▶ WHAT THIS TASK INVOLVES
Select the lines below containing the word "that".

(Extracted records)
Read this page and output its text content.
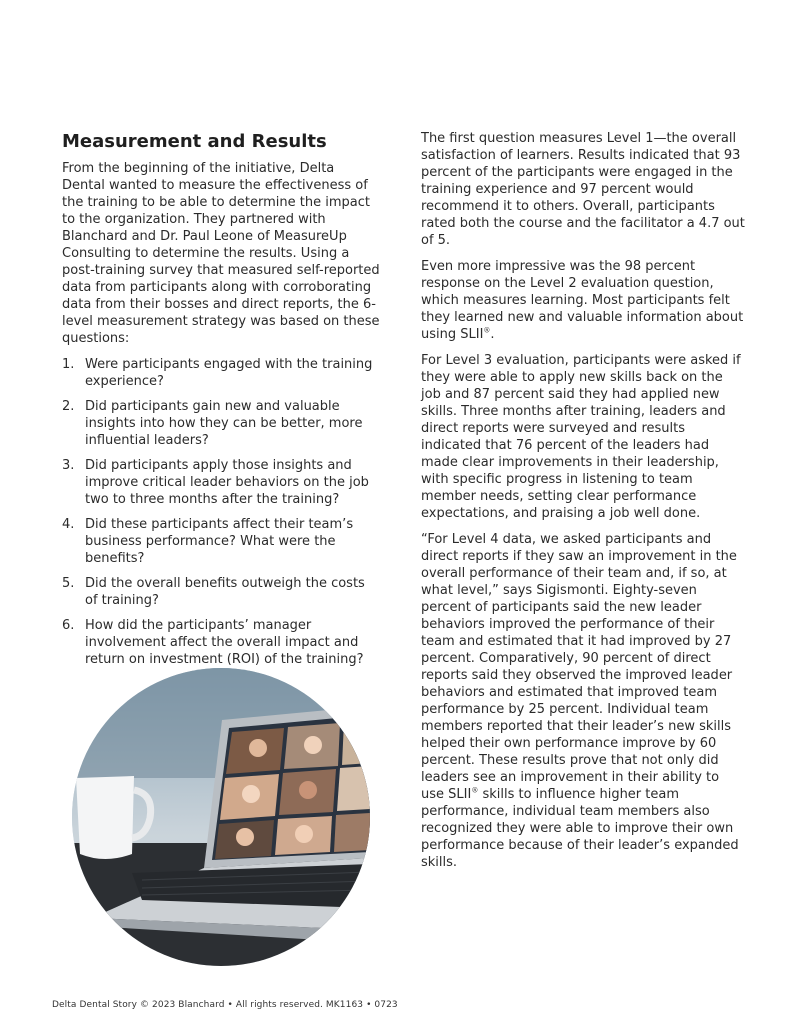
Measurement and Results

From the beginning of the initiative, Delta Dental wanted to measure the effectiveness of the training to be able to determine the impact to the organization. They partnered with Blanchard and Dr. Paul Leone of MeasureUp Consulting to determine the results. Using a post-training survey that measured self-reported data from participants along with corroborating data from their bosses and direct reports, the 6-level measurement strategy was based on these questions:

1. Were participants engaged with the training experience?
2. Did participants gain new and valuable insights into how they can be better, more influential leaders?
3. Did participants apply those insights and improve critical leader behaviors on the job two to three months after the training?
4. Did these participants affect their team’s business performance? What were the benefits?
5. Did the overall benefits outweigh the costs of training?
6. How did the participants’ manager involvement affect the overall impact and return on investment (ROI) of the training?

The first question measures Level 1—the overall satisfaction of learners. Results indicated that 93 percent of the participants were engaged in the training experience and 97 percent would recommend it to others. Overall, participants rated both the course and the facilitator a 4.7 out of 5.

Even more impressive was the 98 percent response on the Level 2 evaluation question, which measures learning. Most participants felt they learned new and valuable information about using SLII®.

For Level 3 evaluation, participants were asked if they were able to apply new skills back on the job and 87 percent said they had applied new skills. Three months after training, leaders and direct reports were surveyed and results indicated that 76 percent of the leaders had made clear improvements in their leadership, with specific progress in listening to team member needs, setting clear performance expectations, and praising a job well done.

“For Level 4 data, we asked participants and direct reports if they saw an improvement in the overall performance of their team and, if so, at what level,” says Sigismonti. Eighty-seven percent of participants said the new leader behaviors improved the performance of their team and estimated that it had improved by 27 percent. Comparatively, 90 percent of direct reports said they observed the improved leader behaviors and estimated that improved team performance by 25 percent. Individual team members reported that their leader’s new skills helped their own performance improve by 60 percent. These results prove that not only did leaders see an improvement in their ability to use SLII® skills to influence higher team performance, individual team members also recognized they were able to improve their own performance because of their leader’s expanded skills.

Delta Dental Story © 2023 Blanchard • All rights reserved. MK1163 • 0723
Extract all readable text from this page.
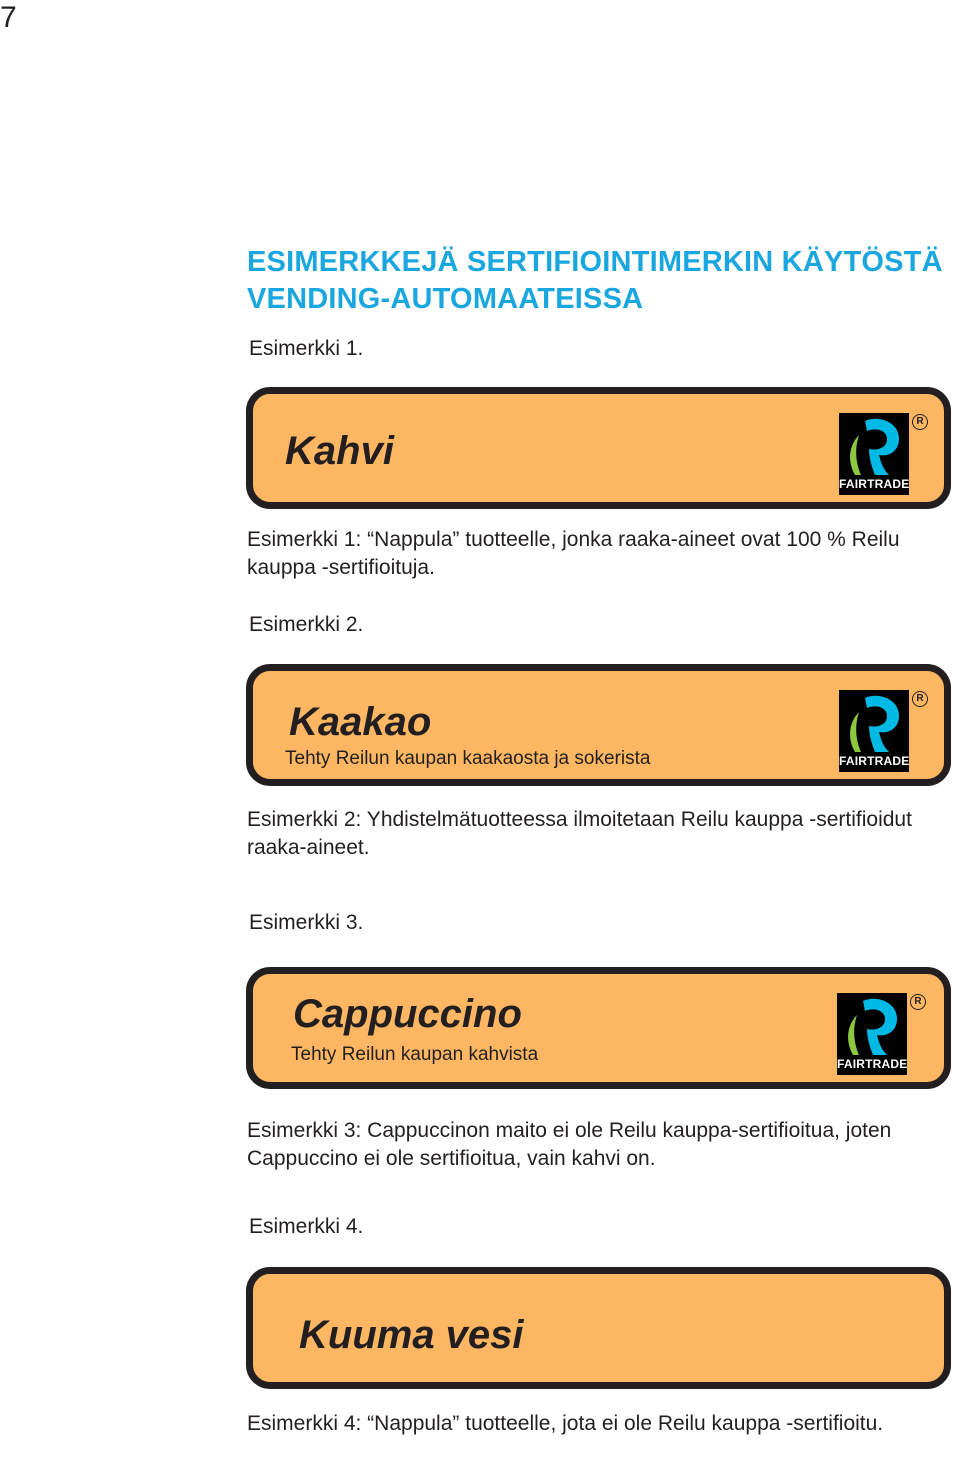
7
ESIMERKKEJÄ SERTIFIOINTIMERKIN KÄYTÖSTÄ
VENDING-AUTOMAATEISSA
Esimerkki 1.
Kahvi
FAIRTRADE
R
Esimerkki 1: “Nappula” tuotteelle, jonka raaka-aineet ovat 100 % Reilu kauppa -sertifioituja.
Esimerkki 2.
Kaakao
Tehty Reilun kaupan kaakaosta ja sokerista	FAIRTRADE
R
Esimerkki 2: Yhdistelmätuotteessa ilmoitetaan Reilu kauppa -sertifioidut raaka-aineet.
Esimerkki 3.
Cappuccino
Tehty Reilun kaupan kahvista	FAIRTRADE
R
Esimerkki 3: Cappuccinon maito ei ole Reilu kauppa-sertifioitua, joten Cappuccino ei ole sertifioitua, vain kahvi on.
Esimerkki 4.
Kuuma vesi
Esimerkki 4: “Nappula” tuotteelle, jota ei ole Reilu kauppa -sertifioitu.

▶ TASK OUTPUT
From the beginning of the initiative, Delta Dental wanted to measure the effectiveness of the training to be able to determine the impact to the organization. They partnered with Blanchard and Dr. Paul Leone of MeasureUp Consulting to determine the results. Using a post-training survey that measured self-reported data from participants along with corroborating data from their bosses and direct reports, the 6-level measurement strategy was based on these questions:
The first question measures Level 1—the overall satisfaction of learners. Results indicated that 93 percent of the participants were engaged in the training experience and 97 percent would recommend it to others. Overall, participants rated both the course and the facilitator a 4.7 out of 5.
For Level 3 evaluation, participants were asked if they were able to apply new skills back on the job and 87 percent said they had applied new skills. Three months after training, leaders and direct reports were surveyed and results indicated that 76 percent of the leaders had made clear improvements in their leadership, with specific progress in listening to team member needs, setting clear performance expectations, and praising a job well done.
“For Level 4 data, we asked participants and direct reports if they saw an improvement in the overall performance of their team and, if so, at what level,” says Sigismonti. Eighty-seven percent of participants said the new leader behaviors improved the performance of their team and estimated that it had improved by 27 percent. Comparatively, 90 percent of direct reports said they observed the improved leader behaviors and estimated that improved team performance by 25 percent. Individual team members reported that their leader’s new skills helped their own performance improve by 60 percent. These results prove that not only did leaders see an improvement in their ability to use SLII® skills to influence higher team performance, individual team members also recognized they were able to improve their own performance because of their leader’s expanded skills.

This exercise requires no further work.